[Excerpt from a dataset]
□ □ □ □ □

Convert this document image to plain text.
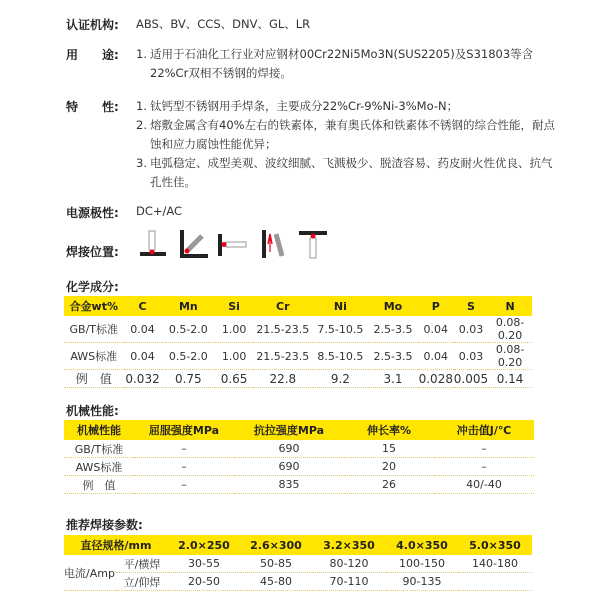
认证机构: ABS、BV、CCS、DNV、GL、LR
用　　途: 1. 适用于石油化工行业对应钢材00Cr22Ni5Mo3N(SUS2205)及S31803等含 22%Cr双相不锈钢的焊接。
特　　性: 1. 钛钙型不锈钢用手焊条，主要成分22%Cr-9%Ni-3%Mo-N；
2. 熔敷金属含有40%左右的铁素体，兼有奥氏体和铁素体不锈钢的综合性能，耐点蚀和应力腐蚀性能优异；
3. 电弧稳定、成型美观、波纹细腻、飞溅极少、脱渣容易、药皮耐火性优良、抗气孔性佳。
电源极性: DC+/AC
焊接位置:
化学成分:
合金wt%	C	Mn	Si	Cr	Ni	Mo	P	S	N
GB/T标准	0.04	0.5-2.0	1.00	21.5-23.5	7.5-10.5	2.5-3.5	0.04	0.03	0.08-0.20
AWS标准	0.04	0.5-2.0	1.00	21.5-23.5	8.5-10.5	2.5-3.5	0.04	0.03	0.08-0.20
例　值	0.032	0.75	0.65	22.8	9.2	3.1	0.028	0.005	0.14
机械性能:
机械性能	屈服强度MPa	抗拉强度MPa	伸长率%	冲击值J/℃
GB/T标准	–	690	15	–
AWS标准	–	690	20	–
例　值	–	835	26	40/-40
推荐焊接参数:
直径规格/mm		2.0×250	2.6×300	3.2×350	4.0×350	5.0×350
电流/Amp	平/横焊	30-55	50-85	80-120	100-150	140-180
	立/仰焊	20-50	45-80	70-110	90-135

□ □ □ □ □

Write out the listing above exactly as it stands, pictures excluded.

Convert this document image to plain text.
认证机构: ABS、BV、CCS、DNV、GL、LR
用　　途: 1. 适用于石油化工行业对应钢材00Cr22Ni5Mo3N(SUS2205)及S31803等含 22%Cr双相不锈钢的焊接。
特　　性: 1. 钛钙型不锈钢用手焊条，主要成分22%Cr-9%Ni-3%Mo-N；
2. 熔敷金属含有40%左右的铁素体，兼有奥氏体和铁素体不锈钢的综合性能，耐点蚀和应力腐蚀性能优异；
3. 电弧稳定、成型美观、波纹细腻、飞溅极少、脱渣容易、药皮耐火性优良、抗气孔性佳。
电源极性: DC+/AC
焊接位置:
化学成分:
合金wt%	C	Mn	Si	Cr	Ni	Mo	P	S	N
GB/T标准	0.04	0.5-2.0	1.00	21.5-23.5	7.5-10.5	2.5-3.5	0.04	0.03	0.08-0.20
AWS标准	0.04	0.5-2.0	1.00	21.5-23.5	8.5-10.5	2.5-3.5	0.04	0.03	0.08-0.20
例　值	0.032	0.75	0.65	22.8	9.2	3.1	0.028	0.005	0.14
机械性能:
机械性能	屈服强度MPa	抗拉强度MPa	伸长率%	冲击值J/℃
GB/T标准	–	690	15	–
AWS标准	–	690	20	–
例　值	–	835	26	40/-40
推荐焊接参数:
直径规格/mm		2.0×250	2.6×300	3.2×350	4.0×350	5.0×350
电流/Amp	平/横焊	30-55	50-85	80-120	100-150	140-180
	立/仰焊	20-50	45-80	70-110	90-135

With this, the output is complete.